» **SHORT EXERCISE**: Write each line out again exactly as written.

Lines of data
_ _ _ _ _

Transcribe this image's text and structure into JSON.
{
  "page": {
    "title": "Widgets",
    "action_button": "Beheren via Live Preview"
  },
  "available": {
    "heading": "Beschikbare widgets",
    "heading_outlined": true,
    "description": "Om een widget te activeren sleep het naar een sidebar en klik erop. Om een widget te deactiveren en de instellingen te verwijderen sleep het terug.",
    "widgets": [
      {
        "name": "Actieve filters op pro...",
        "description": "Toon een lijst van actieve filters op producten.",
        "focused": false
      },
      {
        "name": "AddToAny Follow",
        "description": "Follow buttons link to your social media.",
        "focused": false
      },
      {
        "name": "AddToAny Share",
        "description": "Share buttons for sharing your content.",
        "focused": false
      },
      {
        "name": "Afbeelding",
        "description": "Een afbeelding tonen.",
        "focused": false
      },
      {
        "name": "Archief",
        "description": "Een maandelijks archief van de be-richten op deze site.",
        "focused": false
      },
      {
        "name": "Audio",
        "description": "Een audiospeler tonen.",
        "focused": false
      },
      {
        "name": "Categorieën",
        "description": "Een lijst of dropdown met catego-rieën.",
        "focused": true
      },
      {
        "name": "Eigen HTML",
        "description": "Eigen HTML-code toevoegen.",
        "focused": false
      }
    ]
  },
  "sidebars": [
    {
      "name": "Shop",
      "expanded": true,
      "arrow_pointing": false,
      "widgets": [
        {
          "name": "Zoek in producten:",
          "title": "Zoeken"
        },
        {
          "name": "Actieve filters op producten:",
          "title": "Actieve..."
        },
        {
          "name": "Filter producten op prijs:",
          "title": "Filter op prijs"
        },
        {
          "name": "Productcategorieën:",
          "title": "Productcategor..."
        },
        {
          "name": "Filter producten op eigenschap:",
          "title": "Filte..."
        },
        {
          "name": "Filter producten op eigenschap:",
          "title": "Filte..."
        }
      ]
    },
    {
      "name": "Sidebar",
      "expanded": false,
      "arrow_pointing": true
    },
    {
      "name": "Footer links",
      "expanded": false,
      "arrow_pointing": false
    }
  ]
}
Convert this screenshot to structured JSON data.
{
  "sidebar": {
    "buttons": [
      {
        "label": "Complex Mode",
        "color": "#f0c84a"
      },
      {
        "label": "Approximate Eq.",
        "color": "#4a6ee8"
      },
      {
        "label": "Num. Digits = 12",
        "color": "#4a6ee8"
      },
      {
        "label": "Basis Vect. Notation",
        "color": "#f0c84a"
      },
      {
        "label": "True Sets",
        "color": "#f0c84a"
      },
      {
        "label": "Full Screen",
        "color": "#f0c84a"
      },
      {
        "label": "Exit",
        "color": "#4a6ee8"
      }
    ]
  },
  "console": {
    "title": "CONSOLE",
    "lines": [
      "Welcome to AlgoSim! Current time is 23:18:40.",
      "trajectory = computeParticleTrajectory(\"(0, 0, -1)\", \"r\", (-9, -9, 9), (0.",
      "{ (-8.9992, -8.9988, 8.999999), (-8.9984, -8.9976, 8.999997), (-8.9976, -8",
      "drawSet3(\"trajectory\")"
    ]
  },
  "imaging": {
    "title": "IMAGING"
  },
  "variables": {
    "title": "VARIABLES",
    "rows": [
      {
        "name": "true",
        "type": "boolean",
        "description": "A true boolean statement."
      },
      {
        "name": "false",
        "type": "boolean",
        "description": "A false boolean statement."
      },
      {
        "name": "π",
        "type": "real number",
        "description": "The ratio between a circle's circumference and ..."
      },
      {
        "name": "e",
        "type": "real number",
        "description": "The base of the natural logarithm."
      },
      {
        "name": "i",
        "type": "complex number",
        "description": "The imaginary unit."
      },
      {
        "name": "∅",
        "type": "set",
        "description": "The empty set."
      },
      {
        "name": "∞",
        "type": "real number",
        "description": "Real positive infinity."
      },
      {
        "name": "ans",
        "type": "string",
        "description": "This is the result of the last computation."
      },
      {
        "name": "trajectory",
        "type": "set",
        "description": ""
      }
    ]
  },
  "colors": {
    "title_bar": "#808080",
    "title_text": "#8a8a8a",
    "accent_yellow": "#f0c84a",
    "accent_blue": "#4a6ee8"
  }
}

_ _ _ _ _

» **OUTPUT BELOW**:
Transcribe this image's text and structure into JSON.
{
  "page": {
    "title": "Widgets",
    "action_button": "Beheren via Live Preview"
  },
  "available": {
    "heading": "Beschikbare widgets",
    "heading_outlined": true,
    "description": "Om een widget te activeren sleep het naar een sidebar en klik erop. Om een widget te deactiveren en de instellingen te verwijderen sleep het terug.",
    "widgets": [
      {
        "name": "Actieve filters op pro...",
        "description": "Toon een lijst van actieve filters op producten.",
        "focused": false
      },
      {
        "name": "AddToAny Follow",
        "description": "Follow buttons link to your social media.",
        "focused": false
      },
      {
        "name": "AddToAny Share",
        "description": "Share buttons for sharing your content.",
        "focused": false
      },
      {
        "name": "Afbeelding",
        "description": "Een afbeelding tonen.",
        "focused": false
      },
      {
        "name": "Archief",
        "description": "Een maandelijks archief van de be-richten op deze site.",
        "focused": false
      },
      {
        "name": "Audio",
        "description": "Een audiospeler tonen.",
        "focused": false
      },
      {
        "name": "Categorieën",
        "description": "Een lijst of dropdown met catego-rieën.",
        "focused": true
      },
      {
        "name": "Eigen HTML",
        "description": "Eigen HTML-code toevoegen.",
        "focused": false
      }
    ]
  },
  "sidebars": [
    {
      "name": "Shop",
      "expanded": true,
      "arrow_pointing": false,
      "widgets": [
        {
          "name": "Zoek in producten:",
          "title": "Zoeken"
        },
        {
          "name": "Actieve filters op producten:",
          "title": "Actieve..."
        },
        {
          "name": "Filter producten op prijs:",
          "title": "Filter op prijs"
        },
        {
          "name": "Productcategorieën:",
          "title": "Productcategor..."
        },
        {
          "name": "Filter producten op eigenschap:",
          "title": "Filte..."
        },
        {
          "name": "Filter producten op eigenschap:",
          "title": "Filte..."
        }
      ]
    },
    {
      "name": "Sidebar",
      "expanded": false,
      "arrow_pointing": true
    },
    {
      "name": "Footer links",
      "expanded": false,
      "arrow_pointing": false
    }
  ]
}
Convert this screenshot to structured JSON data.
{
  "sidebar": {
    "buttons": [
      {
        "label": "Complex Mode",
        "color": "#f0c84a"
      },
      {
        "label": "Approximate Eq.",
        "color": "#4a6ee8"
      },
      {
        "label": "Num. Digits = 12",
        "color": "#4a6ee8"
      },
      {
        "label": "Basis Vect. Notation",
        "color": "#f0c84a"
      },
      {
        "label": "True Sets",
        "color": "#f0c84a"
      },
      {
        "label": "Full Screen",
        "color": "#f0c84a"
      },
      {
        "label": "Exit",
        "color": "#4a6ee8"
      }
    ]
  },
  "console": {
    "title": "CONSOLE",
    "lines": [
      "Welcome to AlgoSim! Current time is 23:18:40.",
      "trajectory = computeParticleTrajectory(\"(0, 0, -1)\", \"r\", (-9, -9, 9), (0.",
      "{ (-8.9992, -8.9988, 8.999999), (-8.9984, -8.9976, 8.999997), (-8.9976, -8",
      "drawSet3(\"trajectory\")"
    ]
  },
  "imaging": {
    "title": "IMAGING"
  },
  "variables": {
    "title": "VARIABLES",
    "rows": [
      {
        "name": "true",
        "type": "boolean",
        "description": "A true boolean statement."
      },
      {
        "name": "false",
        "type": "boolean",
        "description": "A false boolean statement."
      },
      {
        "name": "π",
        "type": "real number",
        "description": "The ratio between a circle's circumference and ..."
      },
      {
        "name": "e",
        "type": "real number",
        "description": "The base of the natural logarithm."
      },
      {
        "name": "i",
        "type": "complex number",
        "description": "The imaginary unit."
      },
      {
        "name": "∅",
        "type": "set",
        "description": "The empty set."
      },
      {
        "name": "∞",
        "type": "real number",
        "description": "Real positive infinity."
      },
      {
        "name": "ans",
        "type": "string",
        "description": "This is the result of the last computation."
      },
      {
        "name": "trajectory",
        "type": "set",
        "description": ""
      }
    ]
  },
  "colors": {
    "title_bar": "#808080",
    "title_text": "#8a8a8a",
    "accent_yellow": "#f0c84a",
    "accent_blue": "#4a6ee8"
  }
}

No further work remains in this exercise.